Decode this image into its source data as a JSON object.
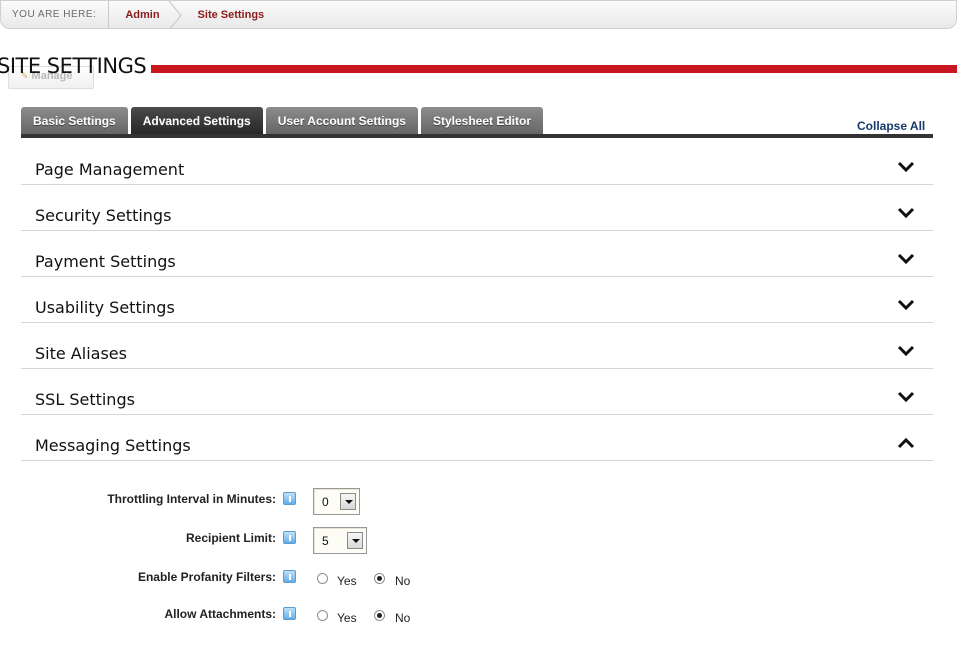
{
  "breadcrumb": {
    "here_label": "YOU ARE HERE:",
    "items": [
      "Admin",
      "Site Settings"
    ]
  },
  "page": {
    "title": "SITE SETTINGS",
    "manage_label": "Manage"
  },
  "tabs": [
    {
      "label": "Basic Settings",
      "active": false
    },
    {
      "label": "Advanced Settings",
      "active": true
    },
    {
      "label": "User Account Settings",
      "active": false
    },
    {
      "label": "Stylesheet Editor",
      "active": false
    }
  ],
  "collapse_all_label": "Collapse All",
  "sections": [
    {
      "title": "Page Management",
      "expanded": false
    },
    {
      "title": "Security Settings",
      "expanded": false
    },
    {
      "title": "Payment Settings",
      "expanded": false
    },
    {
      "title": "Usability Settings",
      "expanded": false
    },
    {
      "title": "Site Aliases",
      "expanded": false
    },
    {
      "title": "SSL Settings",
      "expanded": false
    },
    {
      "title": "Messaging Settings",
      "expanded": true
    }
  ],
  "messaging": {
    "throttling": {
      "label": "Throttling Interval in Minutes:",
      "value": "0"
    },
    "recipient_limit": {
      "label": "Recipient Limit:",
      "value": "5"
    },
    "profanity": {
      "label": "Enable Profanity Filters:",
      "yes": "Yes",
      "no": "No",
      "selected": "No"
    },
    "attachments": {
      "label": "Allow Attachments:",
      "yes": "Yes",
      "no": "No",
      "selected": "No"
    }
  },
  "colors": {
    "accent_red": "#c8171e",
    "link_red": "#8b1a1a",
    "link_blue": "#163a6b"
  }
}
============================================================
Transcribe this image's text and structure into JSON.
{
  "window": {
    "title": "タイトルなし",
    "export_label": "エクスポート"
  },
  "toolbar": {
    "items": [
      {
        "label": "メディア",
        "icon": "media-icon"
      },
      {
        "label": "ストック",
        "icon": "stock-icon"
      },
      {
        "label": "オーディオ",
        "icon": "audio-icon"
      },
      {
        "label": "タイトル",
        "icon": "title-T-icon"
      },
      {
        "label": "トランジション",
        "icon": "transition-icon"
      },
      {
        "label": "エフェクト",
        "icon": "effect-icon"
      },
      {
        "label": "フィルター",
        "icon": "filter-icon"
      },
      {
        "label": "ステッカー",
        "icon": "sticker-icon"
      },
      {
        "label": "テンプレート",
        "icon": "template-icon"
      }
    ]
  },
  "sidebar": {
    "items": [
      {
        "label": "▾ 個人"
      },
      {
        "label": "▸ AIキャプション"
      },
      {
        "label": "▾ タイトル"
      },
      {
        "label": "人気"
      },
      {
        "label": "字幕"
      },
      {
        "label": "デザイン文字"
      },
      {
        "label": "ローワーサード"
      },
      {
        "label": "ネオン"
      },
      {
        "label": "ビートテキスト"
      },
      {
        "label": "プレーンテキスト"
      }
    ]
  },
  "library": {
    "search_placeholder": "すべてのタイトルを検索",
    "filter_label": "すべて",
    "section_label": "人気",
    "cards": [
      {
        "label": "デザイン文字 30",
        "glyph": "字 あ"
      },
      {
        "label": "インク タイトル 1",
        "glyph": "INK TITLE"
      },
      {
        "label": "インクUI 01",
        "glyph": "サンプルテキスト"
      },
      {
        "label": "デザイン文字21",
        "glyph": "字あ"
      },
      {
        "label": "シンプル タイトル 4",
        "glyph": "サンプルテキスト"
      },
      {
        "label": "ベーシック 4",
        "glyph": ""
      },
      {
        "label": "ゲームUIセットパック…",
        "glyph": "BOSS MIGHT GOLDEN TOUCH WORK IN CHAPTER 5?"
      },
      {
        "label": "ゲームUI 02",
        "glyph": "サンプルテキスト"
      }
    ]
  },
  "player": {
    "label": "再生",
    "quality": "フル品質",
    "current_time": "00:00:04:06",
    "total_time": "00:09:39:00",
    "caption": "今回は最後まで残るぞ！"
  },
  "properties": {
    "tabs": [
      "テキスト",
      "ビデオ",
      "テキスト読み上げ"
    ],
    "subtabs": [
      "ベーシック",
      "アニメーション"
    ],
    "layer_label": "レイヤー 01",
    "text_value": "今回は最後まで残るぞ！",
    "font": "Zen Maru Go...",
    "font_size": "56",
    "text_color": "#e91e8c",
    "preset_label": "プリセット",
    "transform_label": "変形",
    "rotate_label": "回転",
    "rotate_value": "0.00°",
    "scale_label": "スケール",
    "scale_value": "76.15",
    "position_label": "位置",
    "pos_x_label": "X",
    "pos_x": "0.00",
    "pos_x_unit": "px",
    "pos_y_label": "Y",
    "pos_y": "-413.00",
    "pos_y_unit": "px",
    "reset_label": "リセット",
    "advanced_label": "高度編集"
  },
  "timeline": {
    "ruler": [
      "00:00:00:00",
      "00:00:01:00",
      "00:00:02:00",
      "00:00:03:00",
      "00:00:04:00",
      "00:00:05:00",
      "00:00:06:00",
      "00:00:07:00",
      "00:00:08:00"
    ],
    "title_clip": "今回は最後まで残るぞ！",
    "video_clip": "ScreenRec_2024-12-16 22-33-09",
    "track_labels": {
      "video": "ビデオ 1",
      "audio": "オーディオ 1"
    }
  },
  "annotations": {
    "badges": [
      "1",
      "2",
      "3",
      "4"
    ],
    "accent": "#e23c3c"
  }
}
============================================================
**Short task:** Out of the preceding entries, pull every line containing the string "glyph".

**Reply to the task:**
        "glyph": "字 あ"
        "glyph": "INK TITLE"
        "glyph": "サンプルテキスト"
        "glyph": "字あ"
        "glyph": "サンプルテキスト"
        "glyph": ""
        "glyph": "BOSS MIGHT GOLDEN TOUCH WORK IN CHAPTER 5?"
        "glyph": "サンプルテキスト"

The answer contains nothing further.